— BEGIN —

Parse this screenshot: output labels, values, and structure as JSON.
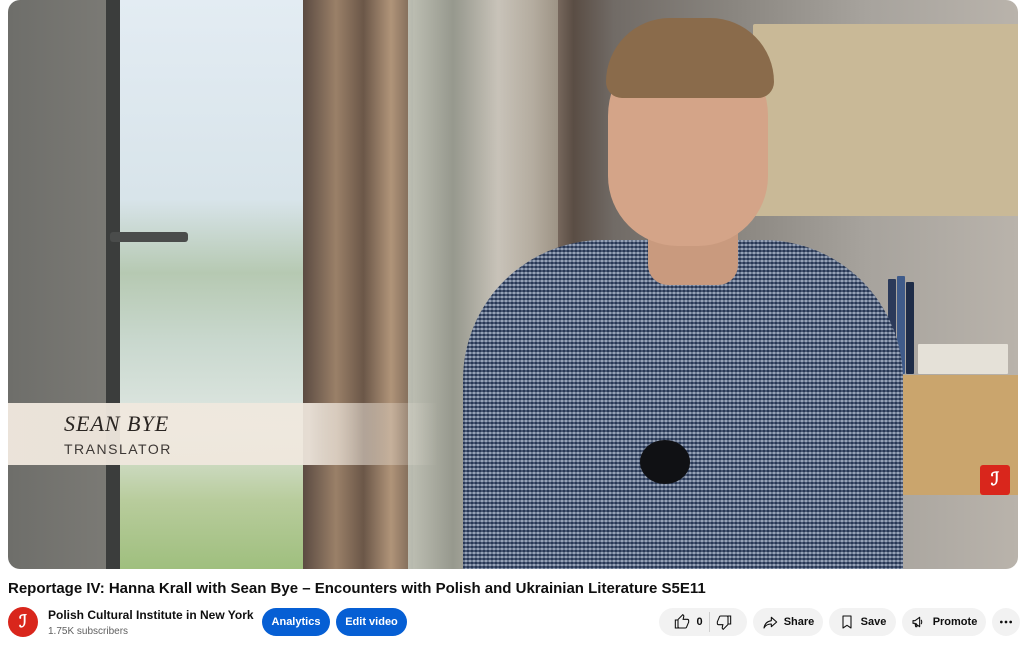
{
  "video": {
    "lower_third": {
      "name": "SEAN BYE",
      "role": "TRANSLATOR"
    },
    "watermark_logo": "institute-logo-icon"
  },
  "title": "Reportage IV: Hanna Krall with Sean Bye – Encounters with Polish and Ukrainian Literature S5E11",
  "channel": {
    "name": "Polish Cultural Institute in New York",
    "subscribers": "1.75K subscribers",
    "avatar_icon": "channel-logo-icon"
  },
  "actions": {
    "analytics": "Analytics",
    "edit_video": "Edit video",
    "like_count": "0",
    "share": "Share",
    "save": "Save",
    "promote": "Promote"
  },
  "colors": {
    "accent_blue": "#065fd4",
    "brand_red": "#d9261c",
    "pill_bg": "#f2f2f2"
  }
}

— END —

• WHAT IS EXPECTED: Repeat the material above word for word and skip every image in it.

• TASK RESULT:
Parse this screenshot: output labels, values, and structure as JSON.
{
  "video": {
    "lower_third": {
      "name": "SEAN BYE",
      "role": "TRANSLATOR"
    },
    "watermark_logo": "institute-logo-icon"
  },
  "title": "Reportage IV: Hanna Krall with Sean Bye – Encounters with Polish and Ukrainian Literature S5E11",
  "channel": {
    "name": "Polish Cultural Institute in New York",
    "subscribers": "1.75K subscribers",
    "avatar_icon": "channel-logo-icon"
  },
  "actions": {
    "analytics": "Analytics",
    "edit_video": "Edit video",
    "like_count": "0",
    "share": "Share",
    "save": "Save",
    "promote": "Promote"
  },
  "colors": {
    "accent_blue": "#065fd4",
    "brand_red": "#d9261c",
    "pill_bg": "#f2f2f2"
  }
}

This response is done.